» Exercise aim
Copy out every line that contains the word "KULOWE".

#### Provided entries

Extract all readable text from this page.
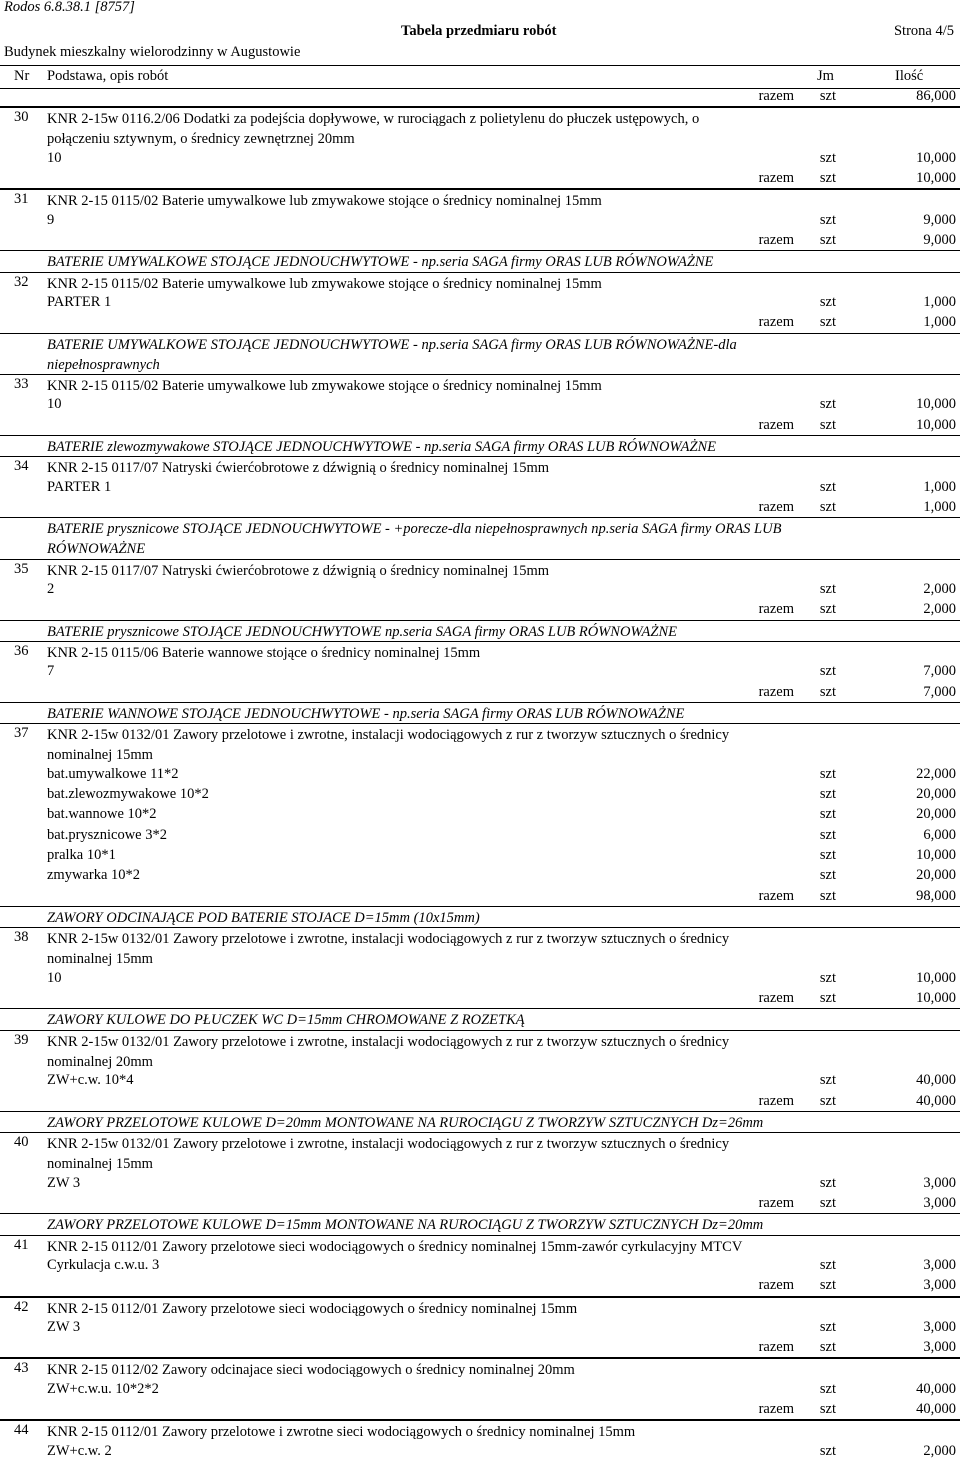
Rodos 6.8.38.1 [8757]
Tabela przedmiaru robót	Strona 4/5
Budynek mieszkalny wielorodzinny w Augustowie
Nr Podstawa, opis robót	Jm	Ilość
razem szt	86,000
30 KNR 2-15w 0116.2/06 Dodatki za podejścia dopływowe, w rurociągach z polietylenu do płuczek ustępowych, o połączeniu sztywnym, o średnicy zewnętrznej 20mm
10	szt	10,000
razem szt	10,000
31 KNR 2-15 0115/02 Baterie umywalkowe lub zmywakowe stojące o średnicy nominalnej 15mm
9	szt	9,000
razem szt	9,000
BATERIE UMYWALKOWE STOJĄCE JEDNOUCHWYTOWE - np.seria SAGA firmy ORAS LUB RÓWNOWAŻNE
32 KNR 2-15 0115/02 Baterie umywalkowe lub zmywakowe stojące o średnicy nominalnej 15mm
PARTER 1	szt	1,000
razem szt	1,000
BATERIE UMYWALKOWE STOJĄCE JEDNOUCHWYTOWE - np.seria SAGA firmy ORAS LUB RÓWNOWAŻNE-dla niepełnosprawnych
33 KNR 2-15 0115/02 Baterie umywalkowe lub zmywakowe stojące o średnicy nominalnej 15mm
10	szt	10,000
razem szt	10,000
BATERIE zlewozmywakowe STOJĄCE JEDNOUCHWYTOWE - np.seria SAGA firmy ORAS LUB RÓWNOWAŻNE
34 KNR 2-15 0117/07 Natryski ćwierćobrotowe z dźwignią o średnicy nominalnej 15mm
PARTER 1	szt	1,000
razem szt	1,000
BATERIE prysznicowe STOJĄCE JEDNOUCHWYTOWE - +porecze-dla niepełnosprawnych np.seria SAGA firmy ORAS LUB RÓWNOWAŻNE
35 KNR 2-15 0117/07 Natryski ćwierćobrotowe z dźwignią o średnicy nominalnej 15mm
2	szt	2,000
razem szt	2,000
BATERIE prysznicowe STOJĄCE JEDNOUCHWYTOWE np.seria SAGA firmy ORAS LUB RÓWNOWAŻNE
36 KNR 2-15 0115/06 Baterie wannowe stojące o średnicy nominalnej 15mm
7	szt	7,000
razem szt	7,000
BATERIE WANNOWE STOJĄCE JEDNOUCHWYTOWE - np.seria SAGA firmy ORAS LUB RÓWNOWAŻNE
37 KNR 2-15w 0132/01 Zawory przelotowe i zwrotne, instalacji wodociągowych z rur z tworzyw sztucznych o średnicy nominalnej 15mm
bat.umywalkowe 11*2	szt	22,000
bat.zlewozmywakowe 10*2	szt	20,000
bat.wannowe 10*2	szt	20,000
bat.prysznicowe 3*2	szt	6,000
pralka 10*1	szt	10,000
zmywarka 10*2	szt	20,000
razem szt	98,000
ZAWORY ODCINAJĄCE POD BATERIE STOJACE D=15mm (10x15mm)
38 KNR 2-15w 0132/01 Zawory przelotowe i zwrotne, instalacji wodociągowych z rur z tworzyw sztucznych o średnicy nominalnej 15mm
10	szt	10,000
razem szt	10,000
ZAWORY KULOWE DO PŁUCZEK WC D=15mm CHROMOWANE Z ROZETKĄ
39 KNR 2-15w 0132/01 Zawory przelotowe i zwrotne, instalacji wodociągowych z rur z tworzyw sztucznych o średnicy nominalnej 20mm
ZW+c.w. 10*4	szt	40,000
razem szt	40,000
ZAWORY PRZELOTOWE KULOWE D=20mm MONTOWANE NA RUROCIĄGU Z TWORZYW SZTUCZNYCH Dz=26mm
40 KNR 2-15w 0132/01 Zawory przelotowe i zwrotne, instalacji wodociągowych z rur z tworzyw sztucznych o średnicy nominalnej 15mm
ZW 3	szt	3,000
razem szt	3,000
ZAWORY PRZELOTOWE KULOWE D=15mm MONTOWANE NA RUROCIĄGU Z TWORZYW SZTUCZNYCH Dz=20mm
41 KNR 2-15 0112/01 Zawory przelotowe sieci wodociągowych o średnicy nominalnej 15mm-zawór cyrkulacyjny MTCV
Cyrkulacja c.w.u. 3	szt	3,000
razem szt	3,000
42 KNR 2-15 0112/01 Zawory przelotowe sieci wodociągowych o średnicy nominalnej 15mm
ZW 3	szt	3,000
razem szt	3,000
43 KNR 2-15 0112/02 Zawory odcinajace sieci wodociągowych o średnicy nominalnej 20mm
ZW+c.w.u. 10*2*2	szt	40,000
razem szt	40,000
44 KNR 2-15 0112/01 Zawory przelotowe i zwrotne sieci wodociągowych o średnicy nominalnej 15mm
ZW+c.w. 2	szt	2,000
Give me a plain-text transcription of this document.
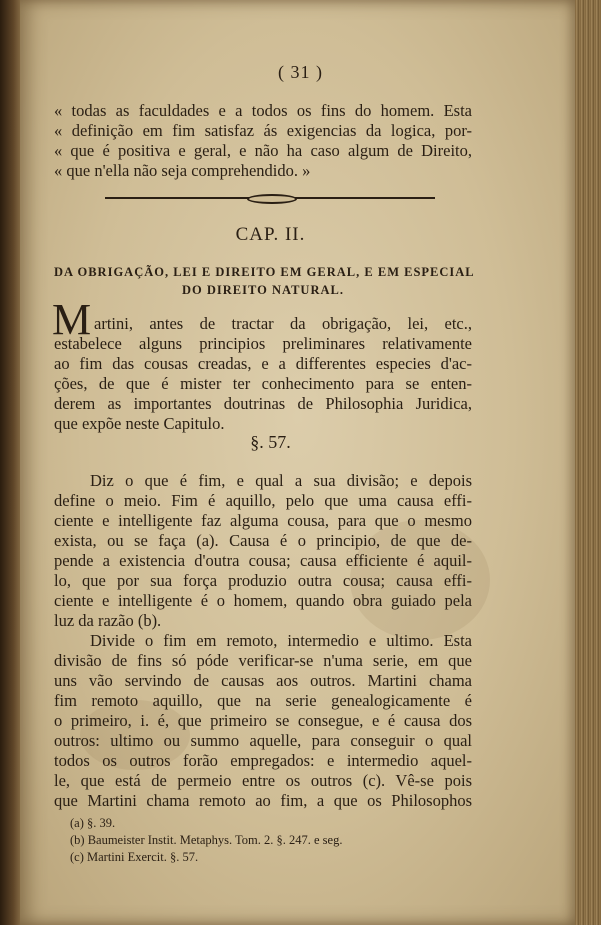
( 31 )
« todas as faculdades e a todos os fins do homem. Esta
« definição em fim satisfaz ás exigencias da logica, por-
« que é positiva e geral, e não ha caso algum de Direito,
« que n'ella não seja comprehendido. »
CAP. II.
DA OBRIGAÇÃO, LEI E DIREITO EM GERAL, E EM ESPECIAL
DO DIREITO NATURAL.
M artini, antes de tractar da obrigação, lei, etc.,
estabelece alguns principios preliminares relativamente
ao fim das cousas creadas, e a differentes especies d'ac-
ções, de que é mister ter conhecimento para se enten-
derem as importantes doutrinas de Philosophia Juridica,
que expõe neste Capitulo.
§. 57.
Diz o que é fim, e qual a sua divisão; e depois
define o meio. Fim é aquillo, pelo que uma causa effi-
ciente e intelligente faz alguma cousa, para que o mesmo
exista, ou se faça (a). Causa é o principio, de que de-
pende a existencia d'outra cousa; causa efficiente é aquil-
lo, que por sua força produzio outra cousa; causa effi-
ciente e intelligente é o homem, quando obra guiado pela
luz da razão (b).
Divide o fim em remoto, intermedio e ultimo. Esta
divisão de fins só póde verificar-se n'uma serie, em que
uns vão servindo de causas aos outros. Martini chama
fim remoto aquillo, que na serie genealogicamente é
o primeiro, i. é, que primeiro se consegue, e é causa dos
outros: ultimo ou summo aquelle, para conseguir o qual
todos os outros forão empregados: e intermedio aquel-
le, que está de permeio entre os outros (c). Vê-se pois
que Martini chama remoto ao fim, a que os Philosophos
(a) §. 39.
(b) Baumeister Instit. Metaphys. Tom. 2. §. 247. e seg.
(c) Martini Exercit. §. 57.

########

» Problem solution
ZAWORY KULOWE DO PŁUCZEK WC D=15mm CHROMOWANE Z ROZETKĄ
ZAWORY PRZELOTOWE KULOWE D=20mm MONTOWANE NA RUROCIĄGU Z TWORZYW SZTUCZNYCH Dz=26mm
ZAWORY PRZELOTOWE KULOWE D=15mm MONTOWANE NA RUROCIĄGU Z TWORZYW SZTUCZNYCH Dz=20mm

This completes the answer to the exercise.